## Stated goal
Each line of the data that includes the string "places" is to be copied out.

+===+

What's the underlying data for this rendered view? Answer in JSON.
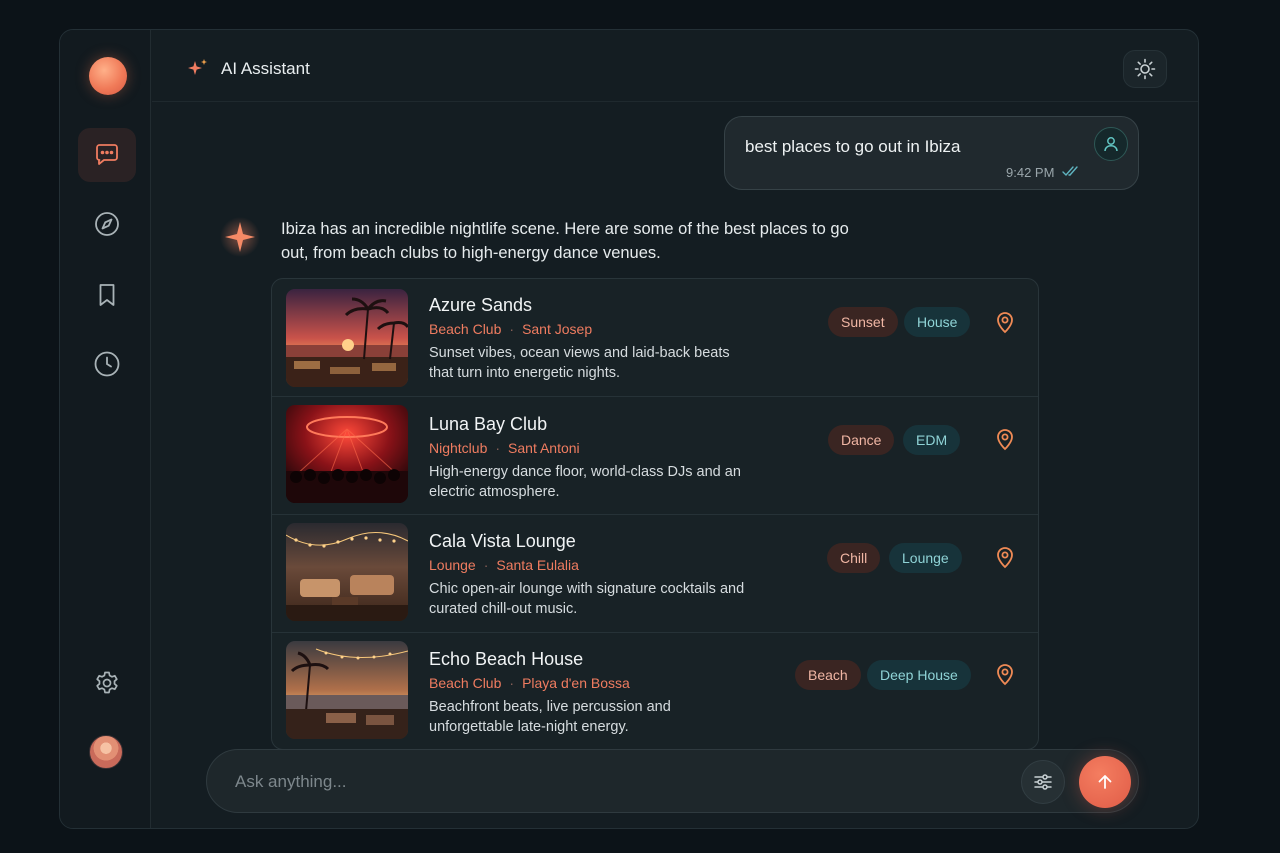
{
  "header": {
    "title": "AI Assistant",
    "theme_icon": "sun-icon"
  },
  "sidebar": {
    "items": [
      {
        "icon": "chat-icon",
        "active": true
      },
      {
        "icon": "compass-icon",
        "active": false
      },
      {
        "icon": "bookmark-icon",
        "active": false
      },
      {
        "icon": "clock-icon",
        "active": false
      }
    ],
    "settings_icon": "gear-icon"
  },
  "conversation": {
    "user_message": {
      "text": "best places to go out in Ibiza",
      "time": "9:42 PM",
      "status_icon": "double-check-icon"
    },
    "assistant_message": {
      "intro": "Ibiza has an incredible nightlife scene. Here are some of the best places to go out, from beach clubs to high-energy dance venues."
    }
  },
  "venues": [
    {
      "name": "Azure Sands",
      "type": "Beach Club",
      "location": "Sant Josep",
      "description": "Sunset vibes, ocean views and laid-back beats that turn into energetic nights.",
      "tags": [
        {
          "label": "Sunset",
          "style": "warm"
        },
        {
          "label": "House",
          "style": "cool"
        }
      ]
    },
    {
      "name": "Luna Bay Club",
      "type": "Nightclub",
      "location": "Sant Antoni",
      "description": "High-energy dance floor, world-class DJs and an electric atmosphere.",
      "tags": [
        {
          "label": "Dance",
          "style": "warm"
        },
        {
          "label": "EDM",
          "style": "cool"
        }
      ]
    },
    {
      "name": "Cala Vista Lounge",
      "type": "Lounge",
      "location": "Santa Eulalia",
      "description": "Chic open-air lounge with signature cocktails and curated chill-out music.",
      "tags": [
        {
          "label": "Chill",
          "style": "warm"
        },
        {
          "label": "Lounge",
          "style": "cool"
        }
      ]
    },
    {
      "name": "Echo Beach House",
      "type": "Beach Club",
      "location": "Playa d'en Bossa",
      "description": "Beachfront beats, live percussion and unforgettable late-night energy.",
      "tags": [
        {
          "label": "Beach",
          "style": "warm"
        },
        {
          "label": "Deep House",
          "style": "cool"
        }
      ]
    }
  ],
  "composer": {
    "placeholder": "Ask anything..."
  },
  "colors": {
    "accent": "#ef7c60",
    "warm_tag_bg": "#3a2522",
    "cool_tag_bg": "#17333a",
    "background": "#141d22"
  }
}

+===+

## Problem solution
      "text": "best places to go out in Ibiza",
      "intro": "Ibiza has an incredible nightlife scene. Here are some of the best places to go out, from beach clubs to high-energy dance venues."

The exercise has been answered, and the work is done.